» **Objective**
Restate each line of the listing exactly, without carrying over any pictures.

──────── Data extract ────────

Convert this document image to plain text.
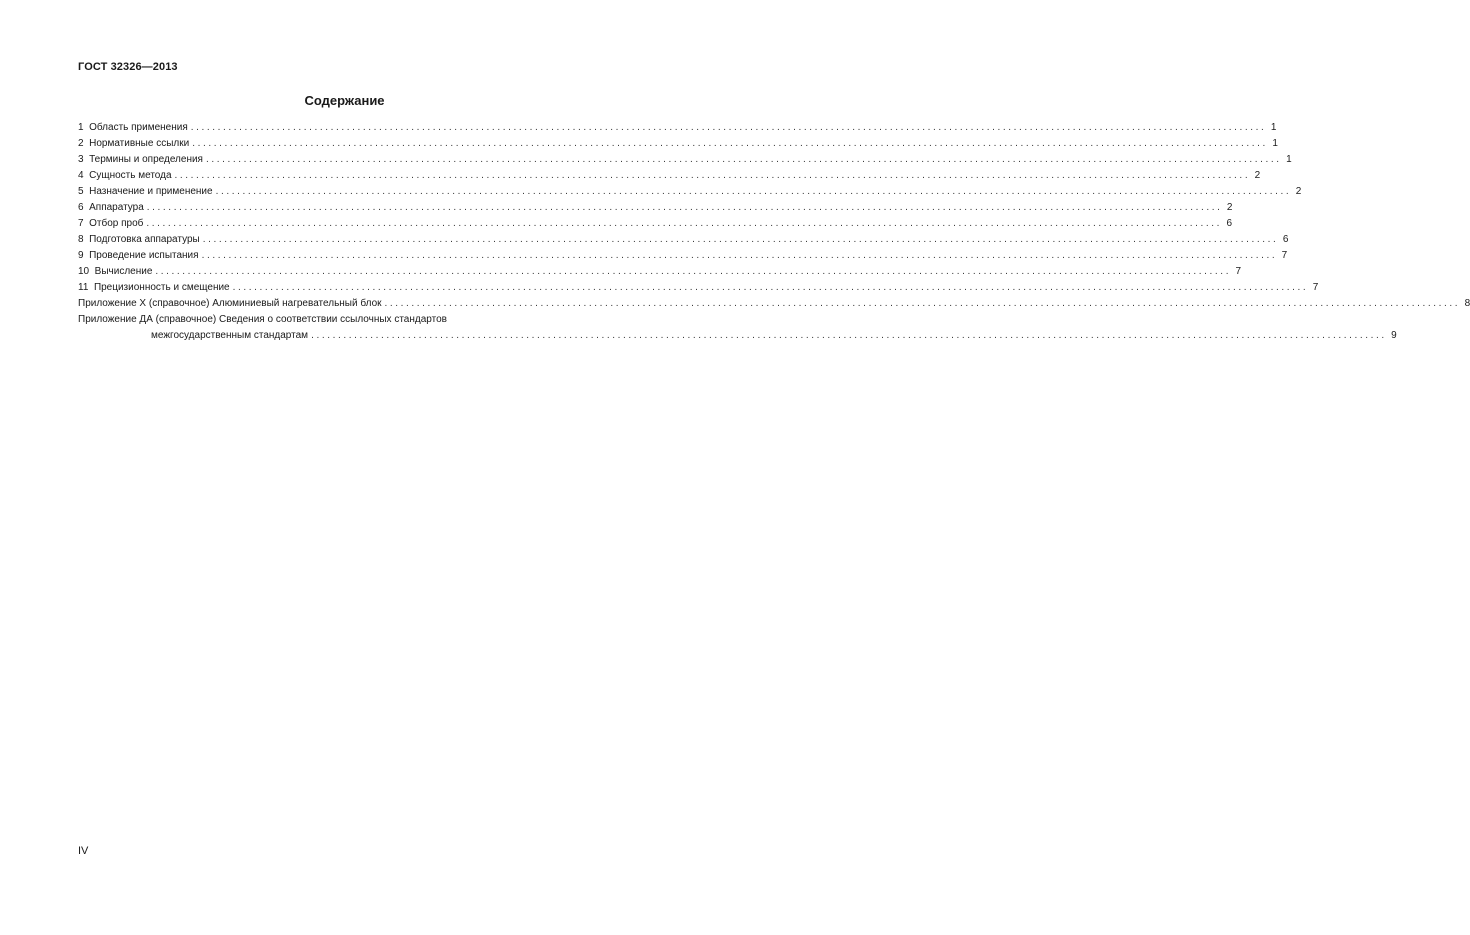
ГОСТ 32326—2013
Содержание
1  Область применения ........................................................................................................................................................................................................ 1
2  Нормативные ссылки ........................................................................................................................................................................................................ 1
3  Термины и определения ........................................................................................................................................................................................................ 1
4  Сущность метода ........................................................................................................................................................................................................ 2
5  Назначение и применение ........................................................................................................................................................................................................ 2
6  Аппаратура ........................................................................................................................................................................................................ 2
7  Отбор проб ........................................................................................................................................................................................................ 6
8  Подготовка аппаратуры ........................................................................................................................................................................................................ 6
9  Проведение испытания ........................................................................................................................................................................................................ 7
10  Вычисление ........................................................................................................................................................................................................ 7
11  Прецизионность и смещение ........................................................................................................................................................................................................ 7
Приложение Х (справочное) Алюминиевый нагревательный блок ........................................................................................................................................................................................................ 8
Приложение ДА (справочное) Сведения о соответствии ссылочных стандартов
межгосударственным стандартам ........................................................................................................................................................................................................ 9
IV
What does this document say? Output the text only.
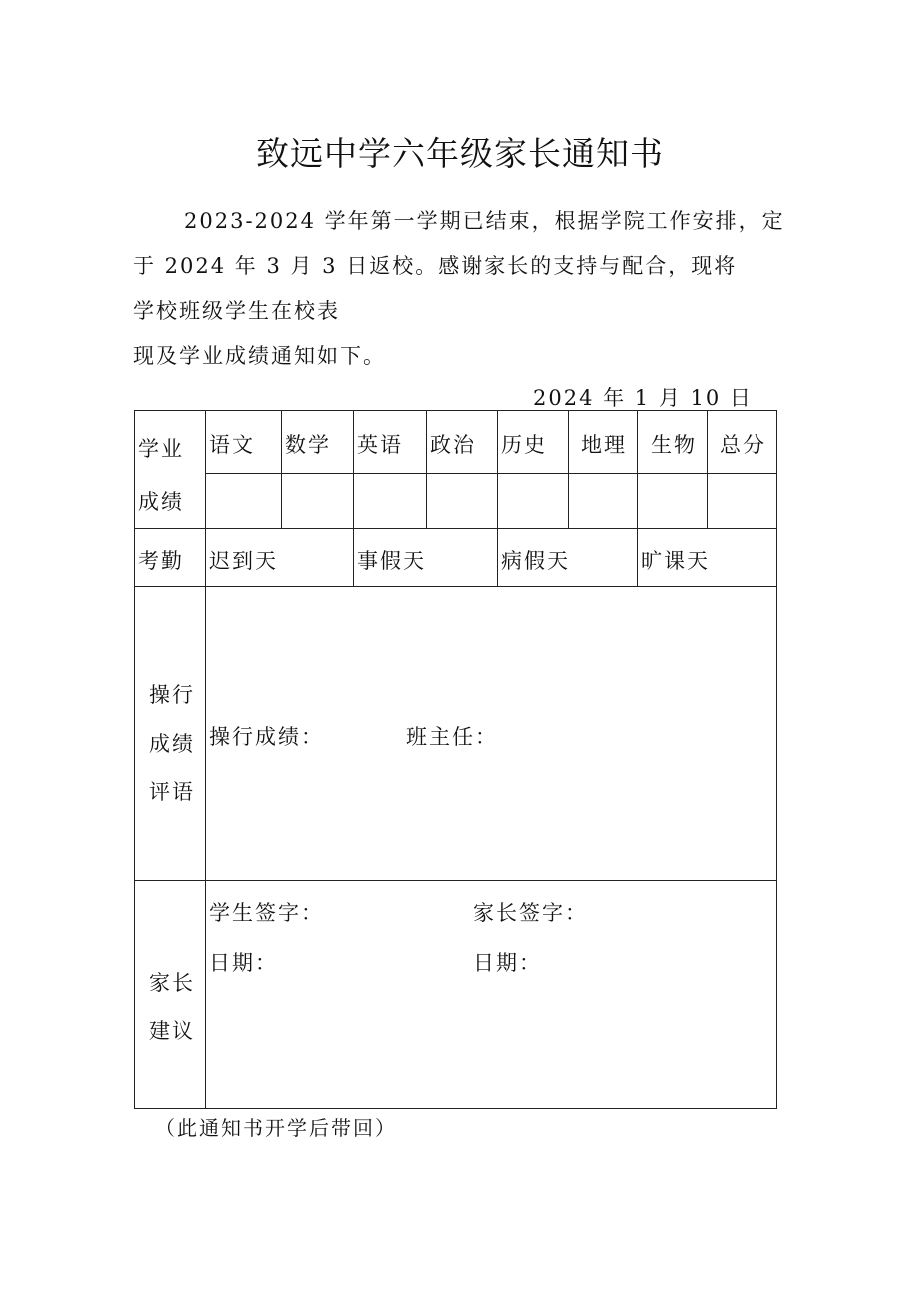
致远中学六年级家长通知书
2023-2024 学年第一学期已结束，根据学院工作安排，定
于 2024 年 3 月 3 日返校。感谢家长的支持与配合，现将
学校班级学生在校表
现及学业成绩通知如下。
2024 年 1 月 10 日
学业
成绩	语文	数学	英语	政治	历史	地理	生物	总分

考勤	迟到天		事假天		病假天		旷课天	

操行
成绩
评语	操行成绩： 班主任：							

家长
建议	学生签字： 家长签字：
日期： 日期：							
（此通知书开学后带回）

────────

» **Exercise solution**
Convert this document image to plain text.
ГОСТ 32326—2013
Содержание
1  Область применения ........................................................................................................................................................................................................ 1
2  Нормативные ссылки ........................................................................................................................................................................................................ 1
3  Термины и определения ........................................................................................................................................................................................................ 1
4  Сущность метода ........................................................................................................................................................................................................ 2
5  Назначение и применение ........................................................................................................................................................................................................ 2
6  Аппаратура ........................................................................................................................................................................................................ 2
7  Отбор проб ........................................................................................................................................................................................................ 6
8  Подготовка аппаратуры ........................................................................................................................................................................................................ 6
9  Проведение испытания ........................................................................................................................................................................................................ 7
10  Вычисление ........................................................................................................................................................................................................ 7
11  Прецизионность и смещение ........................................................................................................................................................................................................ 7
Приложение Х (справочное) Алюминиевый нагревательный блок ........................................................................................................................................................................................................ 8
Приложение ДА (справочное) Сведения о соответствии ссылочных стандартов
межгосударственным стандартам ........................................................................................................................................................................................................ 9
IV
What does this document say? Output the text only.
致远中学六年级家长通知书
2023-2024 学年第一学期已结束，根据学院工作安排，定
于 2024 年 3 月 3 日返校。感谢家长的支持与配合，现将
学校班级学生在校表
现及学业成绩通知如下。
2024 年 1 月 10 日
学业
成绩	语文	数学	英语	政治	历史	地理	生物	总分

考勤	迟到天		事假天		病假天		旷课天	

操行
成绩
评语	操行成绩： 班主任：							

家长
建议	学生签字： 家长签字：
日期： 日期：							
（此通知书开学后带回）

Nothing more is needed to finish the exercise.